#### WRITTEN PROBLEM
Find each line containing the string "with" and return it.

#### DATA PROVIDED
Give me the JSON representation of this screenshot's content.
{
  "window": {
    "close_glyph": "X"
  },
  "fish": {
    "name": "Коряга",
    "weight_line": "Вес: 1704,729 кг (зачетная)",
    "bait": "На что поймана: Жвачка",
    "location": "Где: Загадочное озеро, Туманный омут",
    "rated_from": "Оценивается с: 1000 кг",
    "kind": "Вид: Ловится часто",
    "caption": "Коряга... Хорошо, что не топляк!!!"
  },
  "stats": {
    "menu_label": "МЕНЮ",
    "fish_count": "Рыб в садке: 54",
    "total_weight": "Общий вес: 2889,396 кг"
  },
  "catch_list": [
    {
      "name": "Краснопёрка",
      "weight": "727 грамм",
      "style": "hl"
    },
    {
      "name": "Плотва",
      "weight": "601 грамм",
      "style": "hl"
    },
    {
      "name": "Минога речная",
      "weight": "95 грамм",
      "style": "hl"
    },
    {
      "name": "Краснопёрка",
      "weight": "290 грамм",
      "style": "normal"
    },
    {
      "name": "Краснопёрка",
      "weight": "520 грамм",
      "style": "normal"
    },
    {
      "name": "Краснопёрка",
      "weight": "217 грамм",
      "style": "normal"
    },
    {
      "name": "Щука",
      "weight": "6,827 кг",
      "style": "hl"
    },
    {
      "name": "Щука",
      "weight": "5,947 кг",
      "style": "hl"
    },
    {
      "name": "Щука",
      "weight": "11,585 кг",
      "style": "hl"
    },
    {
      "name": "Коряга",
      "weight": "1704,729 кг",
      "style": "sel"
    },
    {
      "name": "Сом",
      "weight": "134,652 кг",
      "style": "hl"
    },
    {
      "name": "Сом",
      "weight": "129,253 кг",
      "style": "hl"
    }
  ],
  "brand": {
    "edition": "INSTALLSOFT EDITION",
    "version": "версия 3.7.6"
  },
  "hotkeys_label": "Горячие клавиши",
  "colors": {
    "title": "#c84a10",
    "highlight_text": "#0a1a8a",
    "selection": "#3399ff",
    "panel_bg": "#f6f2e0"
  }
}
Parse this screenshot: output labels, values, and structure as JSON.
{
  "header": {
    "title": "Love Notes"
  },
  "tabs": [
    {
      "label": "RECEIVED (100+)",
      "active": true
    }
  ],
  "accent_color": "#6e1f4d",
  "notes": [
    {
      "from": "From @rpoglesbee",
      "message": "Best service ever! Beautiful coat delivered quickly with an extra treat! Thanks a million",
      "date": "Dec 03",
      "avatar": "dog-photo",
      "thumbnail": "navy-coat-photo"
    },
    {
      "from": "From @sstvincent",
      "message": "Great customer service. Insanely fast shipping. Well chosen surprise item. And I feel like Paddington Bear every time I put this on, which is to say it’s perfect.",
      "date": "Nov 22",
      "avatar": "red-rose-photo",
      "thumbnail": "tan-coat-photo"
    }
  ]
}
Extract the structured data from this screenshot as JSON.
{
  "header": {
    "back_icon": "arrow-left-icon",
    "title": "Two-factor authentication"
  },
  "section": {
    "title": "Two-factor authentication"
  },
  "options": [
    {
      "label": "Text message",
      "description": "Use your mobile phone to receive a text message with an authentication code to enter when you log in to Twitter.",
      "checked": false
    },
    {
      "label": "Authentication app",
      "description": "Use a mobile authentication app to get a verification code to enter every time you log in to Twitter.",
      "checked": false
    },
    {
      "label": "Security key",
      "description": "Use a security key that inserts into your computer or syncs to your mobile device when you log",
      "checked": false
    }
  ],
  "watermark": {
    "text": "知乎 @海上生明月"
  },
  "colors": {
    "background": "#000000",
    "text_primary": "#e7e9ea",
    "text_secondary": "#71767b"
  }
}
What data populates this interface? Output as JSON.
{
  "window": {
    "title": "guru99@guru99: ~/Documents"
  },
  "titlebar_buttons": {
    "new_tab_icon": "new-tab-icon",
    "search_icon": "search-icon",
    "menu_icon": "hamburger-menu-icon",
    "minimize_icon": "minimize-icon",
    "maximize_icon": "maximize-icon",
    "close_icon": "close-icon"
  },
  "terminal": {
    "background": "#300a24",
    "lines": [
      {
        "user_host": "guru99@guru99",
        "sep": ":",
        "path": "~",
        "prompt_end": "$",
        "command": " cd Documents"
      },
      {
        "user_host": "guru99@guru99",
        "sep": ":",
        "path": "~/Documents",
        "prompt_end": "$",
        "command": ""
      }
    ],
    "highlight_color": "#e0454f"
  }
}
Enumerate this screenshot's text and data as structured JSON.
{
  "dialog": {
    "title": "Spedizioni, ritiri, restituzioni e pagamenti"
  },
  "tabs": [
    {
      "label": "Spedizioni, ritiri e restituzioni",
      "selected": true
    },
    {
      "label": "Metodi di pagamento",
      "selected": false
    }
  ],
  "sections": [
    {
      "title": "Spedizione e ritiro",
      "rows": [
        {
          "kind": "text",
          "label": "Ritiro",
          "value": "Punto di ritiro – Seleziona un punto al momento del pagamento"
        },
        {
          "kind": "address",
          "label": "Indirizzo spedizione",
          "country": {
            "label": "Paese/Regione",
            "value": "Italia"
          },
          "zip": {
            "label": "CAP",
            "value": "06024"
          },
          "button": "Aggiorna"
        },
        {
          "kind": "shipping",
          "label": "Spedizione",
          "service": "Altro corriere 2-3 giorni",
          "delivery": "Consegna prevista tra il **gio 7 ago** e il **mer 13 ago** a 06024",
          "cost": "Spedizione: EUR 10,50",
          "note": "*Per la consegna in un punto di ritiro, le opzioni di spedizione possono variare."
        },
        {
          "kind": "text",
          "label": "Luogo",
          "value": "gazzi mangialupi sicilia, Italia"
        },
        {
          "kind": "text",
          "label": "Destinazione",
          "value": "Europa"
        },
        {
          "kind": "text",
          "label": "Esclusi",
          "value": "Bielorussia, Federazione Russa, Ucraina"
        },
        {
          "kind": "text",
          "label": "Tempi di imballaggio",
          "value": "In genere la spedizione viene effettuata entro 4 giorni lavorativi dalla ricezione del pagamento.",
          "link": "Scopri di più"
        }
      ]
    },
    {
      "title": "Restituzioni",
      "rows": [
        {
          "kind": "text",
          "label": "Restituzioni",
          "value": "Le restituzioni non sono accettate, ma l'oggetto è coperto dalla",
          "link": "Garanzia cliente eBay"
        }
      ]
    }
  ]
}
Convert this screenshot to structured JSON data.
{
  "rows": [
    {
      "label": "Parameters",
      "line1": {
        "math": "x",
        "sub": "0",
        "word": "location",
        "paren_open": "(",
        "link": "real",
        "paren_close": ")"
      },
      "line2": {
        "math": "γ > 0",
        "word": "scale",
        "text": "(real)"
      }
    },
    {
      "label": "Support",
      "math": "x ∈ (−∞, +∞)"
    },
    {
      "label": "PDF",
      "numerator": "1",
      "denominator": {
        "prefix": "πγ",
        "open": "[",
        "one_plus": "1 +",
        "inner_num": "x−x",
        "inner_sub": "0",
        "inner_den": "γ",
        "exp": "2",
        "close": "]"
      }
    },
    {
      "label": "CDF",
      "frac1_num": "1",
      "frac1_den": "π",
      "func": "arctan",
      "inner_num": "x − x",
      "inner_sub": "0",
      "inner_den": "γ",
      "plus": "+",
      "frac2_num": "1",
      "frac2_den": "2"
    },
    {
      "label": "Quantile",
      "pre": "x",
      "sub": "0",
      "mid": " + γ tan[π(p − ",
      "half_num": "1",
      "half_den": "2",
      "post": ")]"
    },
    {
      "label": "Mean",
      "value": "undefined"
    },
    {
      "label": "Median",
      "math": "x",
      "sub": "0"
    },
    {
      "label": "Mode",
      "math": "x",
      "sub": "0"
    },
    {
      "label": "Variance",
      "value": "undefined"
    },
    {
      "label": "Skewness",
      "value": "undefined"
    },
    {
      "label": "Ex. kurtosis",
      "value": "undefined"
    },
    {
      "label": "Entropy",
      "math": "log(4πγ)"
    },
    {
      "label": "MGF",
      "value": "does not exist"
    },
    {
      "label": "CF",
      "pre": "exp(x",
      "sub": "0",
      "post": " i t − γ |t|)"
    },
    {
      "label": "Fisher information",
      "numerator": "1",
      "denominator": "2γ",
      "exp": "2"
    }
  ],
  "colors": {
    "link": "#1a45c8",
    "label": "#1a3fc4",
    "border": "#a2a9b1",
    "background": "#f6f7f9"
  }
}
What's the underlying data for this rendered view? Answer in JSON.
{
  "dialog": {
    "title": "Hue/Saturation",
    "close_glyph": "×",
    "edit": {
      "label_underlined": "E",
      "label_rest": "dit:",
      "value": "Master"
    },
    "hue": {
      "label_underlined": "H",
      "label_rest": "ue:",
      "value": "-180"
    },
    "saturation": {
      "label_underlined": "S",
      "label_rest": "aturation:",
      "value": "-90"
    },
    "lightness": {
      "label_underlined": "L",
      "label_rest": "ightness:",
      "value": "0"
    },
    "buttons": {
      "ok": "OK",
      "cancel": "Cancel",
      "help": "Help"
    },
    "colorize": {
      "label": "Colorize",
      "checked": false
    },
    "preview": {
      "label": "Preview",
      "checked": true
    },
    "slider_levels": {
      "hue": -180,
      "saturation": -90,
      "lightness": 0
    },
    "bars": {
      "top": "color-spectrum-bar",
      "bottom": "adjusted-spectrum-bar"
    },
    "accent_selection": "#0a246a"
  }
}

#### SOLUTION TO THIS EXERCISE
      "message": "Best service ever! Beautiful coat delivered quickly with an extra treat! Thanks a million",
      "description": "Use your mobile phone to receive a text message with an authentication code to enter when you log in to Twitter.",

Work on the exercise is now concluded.